Instructions to follow. Copy each line exactly.
──────────
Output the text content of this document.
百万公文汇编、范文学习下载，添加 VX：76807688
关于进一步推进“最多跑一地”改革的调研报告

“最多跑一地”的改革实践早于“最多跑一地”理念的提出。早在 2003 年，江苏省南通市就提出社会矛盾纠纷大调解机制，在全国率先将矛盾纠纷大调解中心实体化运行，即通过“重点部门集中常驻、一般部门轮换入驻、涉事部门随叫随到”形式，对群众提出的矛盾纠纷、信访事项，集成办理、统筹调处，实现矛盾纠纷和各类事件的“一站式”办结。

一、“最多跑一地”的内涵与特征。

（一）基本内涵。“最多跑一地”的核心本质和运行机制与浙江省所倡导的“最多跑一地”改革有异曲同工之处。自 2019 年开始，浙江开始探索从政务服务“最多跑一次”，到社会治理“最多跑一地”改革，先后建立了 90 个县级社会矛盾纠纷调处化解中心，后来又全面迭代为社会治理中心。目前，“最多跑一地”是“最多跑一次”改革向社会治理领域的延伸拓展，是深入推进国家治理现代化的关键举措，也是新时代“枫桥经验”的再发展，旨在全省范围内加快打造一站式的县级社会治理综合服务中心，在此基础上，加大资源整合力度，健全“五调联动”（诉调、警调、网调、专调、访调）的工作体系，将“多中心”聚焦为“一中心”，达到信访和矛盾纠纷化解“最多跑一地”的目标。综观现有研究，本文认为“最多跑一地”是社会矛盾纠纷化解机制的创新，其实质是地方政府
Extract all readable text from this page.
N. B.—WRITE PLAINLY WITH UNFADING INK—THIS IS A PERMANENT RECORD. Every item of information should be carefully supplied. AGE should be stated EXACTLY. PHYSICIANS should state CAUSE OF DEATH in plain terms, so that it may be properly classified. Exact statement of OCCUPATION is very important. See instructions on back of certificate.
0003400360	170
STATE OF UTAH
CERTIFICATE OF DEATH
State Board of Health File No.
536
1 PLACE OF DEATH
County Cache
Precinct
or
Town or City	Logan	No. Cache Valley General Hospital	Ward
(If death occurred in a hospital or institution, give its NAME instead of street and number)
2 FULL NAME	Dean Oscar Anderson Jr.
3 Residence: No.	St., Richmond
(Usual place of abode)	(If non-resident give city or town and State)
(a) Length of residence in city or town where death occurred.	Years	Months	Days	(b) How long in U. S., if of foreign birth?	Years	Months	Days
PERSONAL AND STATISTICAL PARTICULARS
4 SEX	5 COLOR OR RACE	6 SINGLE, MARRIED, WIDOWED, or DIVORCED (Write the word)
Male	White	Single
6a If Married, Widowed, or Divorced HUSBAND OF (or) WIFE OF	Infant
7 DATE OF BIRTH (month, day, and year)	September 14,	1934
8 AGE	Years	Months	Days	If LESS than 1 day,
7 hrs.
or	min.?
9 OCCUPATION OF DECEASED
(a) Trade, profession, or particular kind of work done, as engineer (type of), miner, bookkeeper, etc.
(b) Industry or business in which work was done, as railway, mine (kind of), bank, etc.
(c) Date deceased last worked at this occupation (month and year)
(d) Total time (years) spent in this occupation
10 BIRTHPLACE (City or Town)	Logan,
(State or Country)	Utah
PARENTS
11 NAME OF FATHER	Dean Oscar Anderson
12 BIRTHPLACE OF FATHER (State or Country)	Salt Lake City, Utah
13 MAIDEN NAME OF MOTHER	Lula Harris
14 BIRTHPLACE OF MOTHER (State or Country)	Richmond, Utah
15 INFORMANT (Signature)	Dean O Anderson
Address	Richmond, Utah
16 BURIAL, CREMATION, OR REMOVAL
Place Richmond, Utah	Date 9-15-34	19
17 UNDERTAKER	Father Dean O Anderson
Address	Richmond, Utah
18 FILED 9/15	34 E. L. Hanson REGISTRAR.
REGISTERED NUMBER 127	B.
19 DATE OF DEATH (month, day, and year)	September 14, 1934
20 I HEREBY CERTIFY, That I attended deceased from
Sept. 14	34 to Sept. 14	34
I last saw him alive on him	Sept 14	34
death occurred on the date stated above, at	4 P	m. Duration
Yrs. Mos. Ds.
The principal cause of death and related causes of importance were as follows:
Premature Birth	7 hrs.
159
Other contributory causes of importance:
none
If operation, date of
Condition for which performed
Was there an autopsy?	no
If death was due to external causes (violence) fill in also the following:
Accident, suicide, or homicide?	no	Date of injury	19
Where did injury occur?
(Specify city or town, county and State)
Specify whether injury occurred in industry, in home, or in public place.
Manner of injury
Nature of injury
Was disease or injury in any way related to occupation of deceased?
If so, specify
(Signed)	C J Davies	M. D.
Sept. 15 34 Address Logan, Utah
──────────
The answer.
Output the text content of this document.
百万公文汇编、范文学习下载，添加 VX：76807688
关于进一步推进“最多跑一地”改革的调研报告

“最多跑一地”的改革实践早于“最多跑一地”理念的提出。早在 2003 年，江苏省南通市就提出社会矛盾纠纷大调解机制，在全国率先将矛盾纠纷大调解中心实体化运行，即通过“重点部门集中常驻、一般部门轮换入驻、涉事部门随叫随到”形式，对群众提出的矛盾纠纷、信访事项，集成办理、统筹调处，实现矛盾纠纷和各类事件的“一站式”办结。

一、“最多跑一地”的内涵与特征。

（一）基本内涵。“最多跑一地”的核心本质和运行机制与浙江省所倡导的“最多跑一地”改革有异曲同工之处。自 2019 年开始，浙江开始探索从政务服务“最多跑一次”，到社会治理“最多跑一地”改革，先后建立了 90 个县级社会矛盾纠纷调处化解中心，后来又全面迭代为社会治理中心。目前，“最多跑一地”是“最多跑一次”改革向社会治理领域的延伸拓展，是深入推进国家治理现代化的关键举措，也是新时代“枫桥经验”的再发展，旨在全省范围内加快打造一站式的县级社会治理综合服务中心，在此基础上，加大资源整合力度，健全“五调联动”（诉调、警调、网调、专调、访调）的工作体系，将“多中心”聚焦为“一中心”，达到信访和矛盾纠纷化解“最多跑一地”的目标。综观现有研究，本文认为“最多跑一地”是社会矛盾纠纷化解机制的创新，其实质是地方政府
Extract all readable text from this page.
N. B.—WRITE PLAINLY WITH UNFADING INK—THIS IS A PERMANENT RECORD. Every item of information should be carefully supplied. AGE should be stated EXACTLY. PHYSICIANS should state CAUSE OF DEATH in plain terms, so that it may be properly classified. Exact statement of OCCUPATION is very important. See instructions on back of certificate.
0003400360	170
STATE OF UTAH
CERTIFICATE OF DEATH
State Board of Health File No.
536
1 PLACE OF DEATH
County Cache
Precinct
or
Town or City	Logan	No. Cache Valley General Hospital	Ward
(If death occurred in a hospital or institution, give its NAME instead of street and number)
2 FULL NAME	Dean Oscar Anderson Jr.
3 Residence: No.	St., Richmond
(Usual place of abode)	(If non-resident give city or town and State)
(a) Length of residence in city or town where death occurred.	Years	Months	Days	(b) How long in U. S., if of foreign birth?	Years	Months	Days
PERSONAL AND STATISTICAL PARTICULARS
4 SEX	5 COLOR OR RACE	6 SINGLE, MARRIED, WIDOWED, or DIVORCED (Write the word)
Male	White	Single
6a If Married, Widowed, or Divorced HUSBAND OF (or) WIFE OF	Infant
7 DATE OF BIRTH (month, day, and year)	September 14,	1934
8 AGE	Years	Months	Days	If LESS than 1 day,
7 hrs.
or	min.?
9 OCCUPATION OF DECEASED
(a) Trade, profession, or particular kind of work done, as engineer (type of), miner, bookkeeper, etc.
(b) Industry or business in which work was done, as railway, mine (kind of), bank, etc.
(c) Date deceased last worked at this occupation (month and year)
(d) Total time (years) spent in this occupation
10 BIRTHPLACE (City or Town)	Logan,
(State or Country)	Utah
PARENTS
11 NAME OF FATHER	Dean Oscar Anderson
12 BIRTHPLACE OF FATHER (State or Country)	Salt Lake City, Utah
13 MAIDEN NAME OF MOTHER	Lula Harris
14 BIRTHPLACE OF MOTHER (State or Country)	Richmond, Utah
15 INFORMANT (Signature)	Dean O Anderson
Address	Richmond, Utah
16 BURIAL, CREMATION, OR REMOVAL
Place Richmond, Utah	Date 9-15-34	19
17 UNDERTAKER	Father Dean O Anderson
Address	Richmond, Utah
18 FILED 9/15	34 E. L. Hanson REGISTRAR.
REGISTERED NUMBER 127	B.
19 DATE OF DEATH (month, day, and year)	September 14, 1934
20 I HEREBY CERTIFY, That I attended deceased from
Sept. 14	34 to Sept. 14	34
I last saw him alive on him	Sept 14	34
death occurred on the date stated above, at	4 P	m. Duration
Yrs. Mos. Ds.
The principal cause of death and related causes of importance were as follows:
Premature Birth	7 hrs.
159
Other contributory causes of importance:
none
If operation, date of
Condition for which performed
Was there an autopsy?	no
If death was due to external causes (violence) fill in also the following:
Accident, suicide, or homicide?	no	Date of injury	19
Where did injury occur?
(Specify city or town, county and State)
Specify whether injury occurred in industry, in home, or in public place.
Manner of injury
Nature of injury
Was disease or injury in any way related to occupation of deceased?
If so, specify
(Signed)	C J Davies	M. D.
Sept. 15 34 Address Logan, Utah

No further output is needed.